» **YOUR INSTRUCTIONS**: Pick every line from the data that holds the word "Development".

[BEGIN DATA SHOWN]

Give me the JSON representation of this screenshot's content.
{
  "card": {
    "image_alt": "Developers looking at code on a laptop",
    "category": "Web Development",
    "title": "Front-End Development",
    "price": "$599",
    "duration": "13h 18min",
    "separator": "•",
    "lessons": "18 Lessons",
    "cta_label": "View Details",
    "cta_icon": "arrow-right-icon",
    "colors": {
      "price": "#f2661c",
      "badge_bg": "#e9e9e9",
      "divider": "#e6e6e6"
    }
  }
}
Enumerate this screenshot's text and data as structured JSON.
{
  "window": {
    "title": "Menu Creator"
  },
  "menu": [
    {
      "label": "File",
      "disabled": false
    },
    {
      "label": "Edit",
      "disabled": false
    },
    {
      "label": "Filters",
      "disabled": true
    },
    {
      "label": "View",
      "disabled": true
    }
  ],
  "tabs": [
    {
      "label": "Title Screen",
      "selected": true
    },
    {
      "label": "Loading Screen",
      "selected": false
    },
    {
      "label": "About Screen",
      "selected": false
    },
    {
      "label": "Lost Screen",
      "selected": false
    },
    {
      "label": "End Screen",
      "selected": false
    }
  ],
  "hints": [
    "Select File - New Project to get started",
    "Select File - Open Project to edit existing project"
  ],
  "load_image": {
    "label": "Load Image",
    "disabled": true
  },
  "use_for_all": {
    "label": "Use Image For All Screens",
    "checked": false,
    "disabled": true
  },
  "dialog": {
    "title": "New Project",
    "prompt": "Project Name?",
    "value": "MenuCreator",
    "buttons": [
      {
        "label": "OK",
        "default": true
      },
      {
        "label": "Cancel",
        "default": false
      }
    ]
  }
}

[END DATA SHOWN]

» **EXPECTED OUTPUT**:
    "category": "Web Development",
    "title": "Front-End Development",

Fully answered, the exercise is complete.